The request:
Pictures do not belong in the copy, so please give every entry below again exactly.

Source data:

▶

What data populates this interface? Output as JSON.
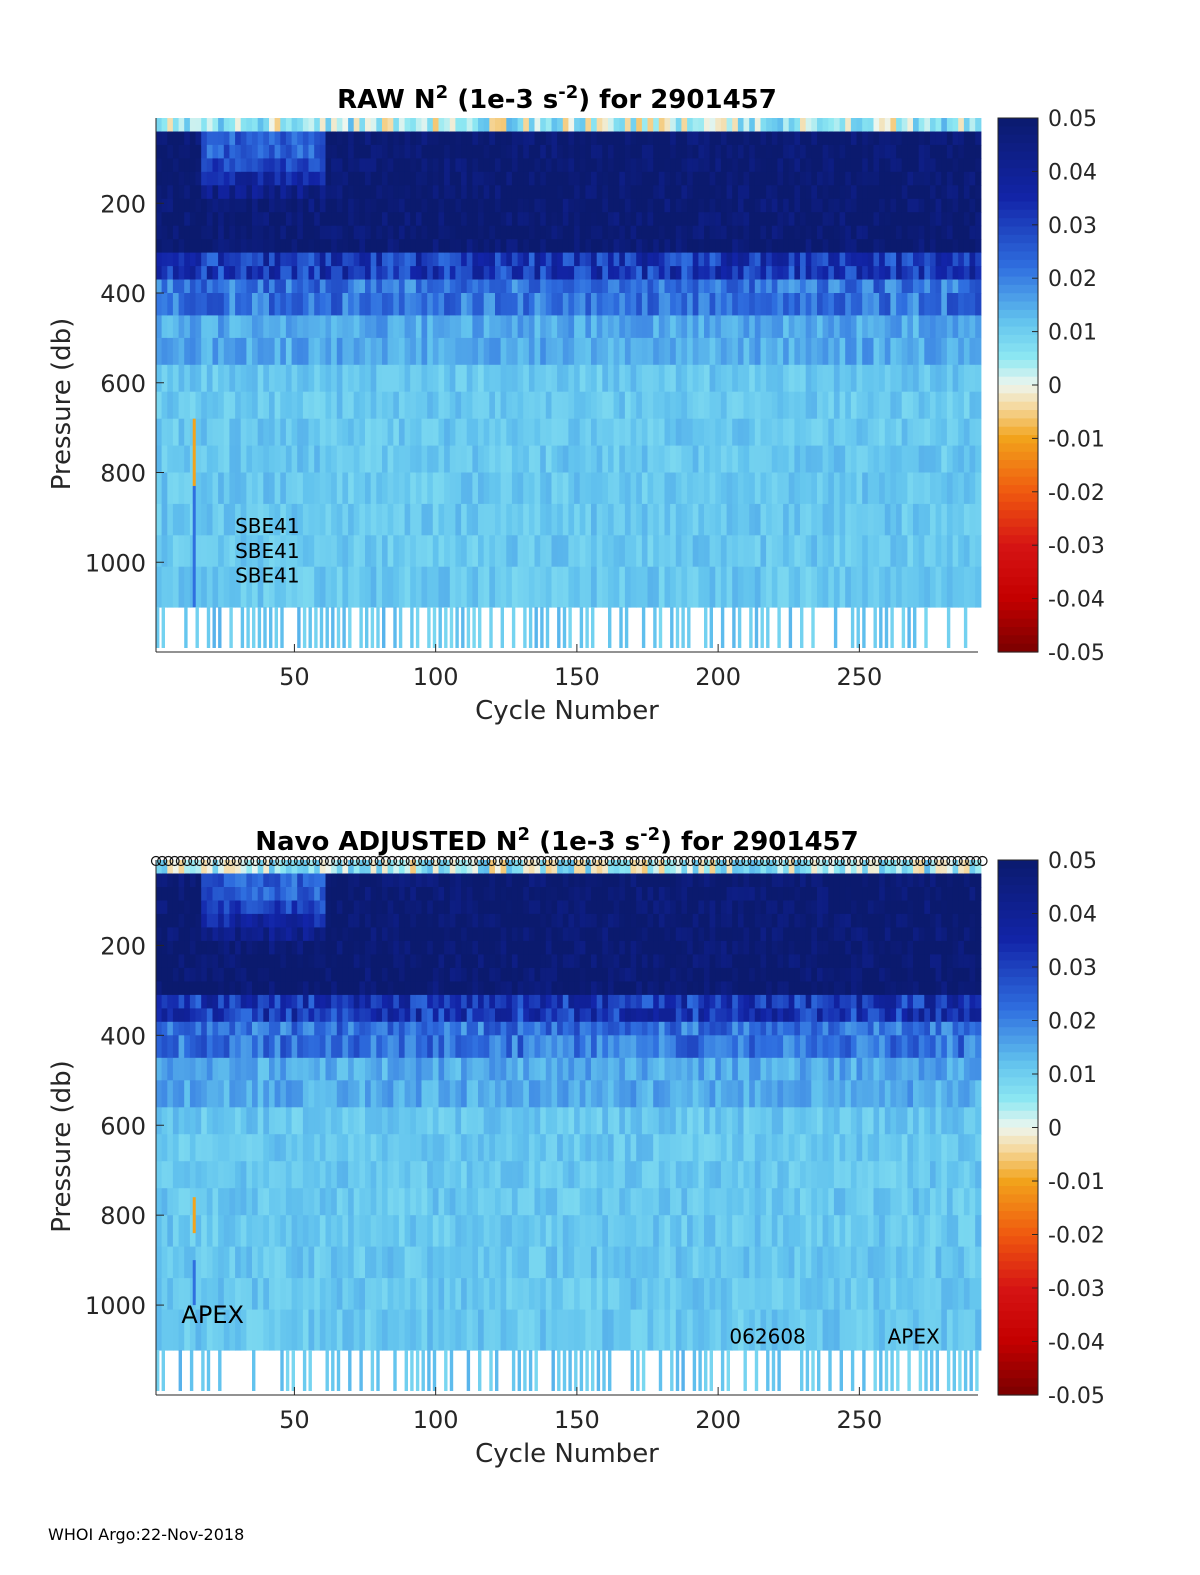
{
  "footer": "WHOI Argo:22-Nov-2018",
  "colors": {
    "deep": "#0b1a6e",
    "dark_blue": "#1224a8",
    "mid_blue": "#2f6fe0",
    "light_blue": "#62c3ee",
    "cyan": "#8ee8f2",
    "near_zero": "#eef6ee",
    "orange": "#f2a31b",
    "red": "#d61414"
  },
  "chart_data": [
    {
      "type": "heatmap",
      "title": {
        "prefix": "RAW N",
        "sup1": "2",
        "middle": " (1e-3 s",
        "sup2": "-2",
        "suffix": ") for 2901457"
      },
      "xlabel": "Cycle Number",
      "ylabel": "Pressure (db)",
      "xlim": [
        1,
        292
      ],
      "ylim": [
        1200,
        10
      ],
      "xticks": [
        "50",
        "100",
        "150",
        "200",
        "250"
      ],
      "yticks": [
        "200",
        "400",
        "600",
        "800",
        "1000"
      ],
      "colorbar": {
        "range": [
          -0.05,
          0.05
        ],
        "ticks": [
          "0.05",
          "0.04",
          "0.03",
          "0.02",
          "0.01",
          "0",
          "-0.01",
          "-0.02",
          "-0.03",
          "-0.04",
          "-0.05"
        ]
      },
      "annotations": [
        {
          "text": "SBE41",
          "cycle": 29,
          "pressure": 935
        },
        {
          "text": "SBE41",
          "cycle": 29,
          "pressure": 990
        },
        {
          "text": "SBE41",
          "cycle": 29,
          "pressure": 1045
        }
      ],
      "top_markers": false
    },
    {
      "type": "heatmap",
      "title": {
        "prefix": "Navo  ADJUSTED N",
        "sup1": "2",
        "middle": " (1e-3 s",
        "sup2": "-2",
        "suffix": ") for 2901457"
      },
      "xlabel": "Cycle Number",
      "ylabel": "Pressure (db)",
      "xlim": [
        1,
        292
      ],
      "ylim": [
        1200,
        10
      ],
      "xticks": [
        "50",
        "100",
        "150",
        "200",
        "250"
      ],
      "yticks": [
        "200",
        "400",
        "600",
        "800",
        "1000"
      ],
      "colorbar": {
        "range": [
          -0.05,
          0.05
        ],
        "ticks": [
          "0.05",
          "0.04",
          "0.03",
          "0.02",
          "0.01",
          "0",
          "-0.01",
          "-0.02",
          "-0.03",
          "-0.04",
          "-0.05"
        ]
      },
      "annotations": [
        {
          "text": "APEX",
          "cycle": 10,
          "pressure": 1040
        },
        {
          "text": "062608",
          "cycle": 204,
          "pressure": 1085
        },
        {
          "text": "APEX",
          "cycle": 260,
          "pressure": 1085
        }
      ],
      "top_markers": true
    }
  ]
}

◀

Task output:
What data populates this interface? Output as JSON.
{
  "footer": "WHOI Argo:22-Nov-2018",
  "colors": {
    "deep": "#0b1a6e",
    "dark_blue": "#1224a8",
    "mid_blue": "#2f6fe0",
    "light_blue": "#62c3ee",
    "cyan": "#8ee8f2",
    "near_zero": "#eef6ee",
    "orange": "#f2a31b",
    "red": "#d61414"
  },
  "chart_data": [
    {
      "type": "heatmap",
      "title": {
        "prefix": "RAW N",
        "sup1": "2",
        "middle": " (1e-3 s",
        "sup2": "-2",
        "suffix": ") for 2901457"
      },
      "xlabel": "Cycle Number",
      "ylabel": "Pressure (db)",
      "xlim": [
        1,
        292
      ],
      "ylim": [
        1200,
        10
      ],
      "xticks": [
        "50",
        "100",
        "150",
        "200",
        "250"
      ],
      "yticks": [
        "200",
        "400",
        "600",
        "800",
        "1000"
      ],
      "colorbar": {
        "range": [
          -0.05,
          0.05
        ],
        "ticks": [
          "0.05",
          "0.04",
          "0.03",
          "0.02",
          "0.01",
          "0",
          "-0.01",
          "-0.02",
          "-0.03",
          "-0.04",
          "-0.05"
        ]
      },
      "annotations": [
        {
          "text": "SBE41",
          "cycle": 29,
          "pressure": 935
        },
        {
          "text": "SBE41",
          "cycle": 29,
          "pressure": 990
        },
        {
          "text": "SBE41",
          "cycle": 29,
          "pressure": 1045
        }
      ],
      "top_markers": false
    },
    {
      "type": "heatmap",
      "title": {
        "prefix": "Navo  ADJUSTED N",
        "sup1": "2",
        "middle": " (1e-3 s",
        "sup2": "-2",
        "suffix": ") for 2901457"
      },
      "xlabel": "Cycle Number",
      "ylabel": "Pressure (db)",
      "xlim": [
        1,
        292
      ],
      "ylim": [
        1200,
        10
      ],
      "xticks": [
        "50",
        "100",
        "150",
        "200",
        "250"
      ],
      "yticks": [
        "200",
        "400",
        "600",
        "800",
        "1000"
      ],
      "colorbar": {
        "range": [
          -0.05,
          0.05
        ],
        "ticks": [
          "0.05",
          "0.04",
          "0.03",
          "0.02",
          "0.01",
          "0",
          "-0.01",
          "-0.02",
          "-0.03",
          "-0.04",
          "-0.05"
        ]
      },
      "annotations": [
        {
          "text": "APEX",
          "cycle": 10,
          "pressure": 1040
        },
        {
          "text": "062608",
          "cycle": 204,
          "pressure": 1085
        },
        {
          "text": "APEX",
          "cycle": 260,
          "pressure": 1085
        }
      ],
      "top_markers": true
    }
  ]
}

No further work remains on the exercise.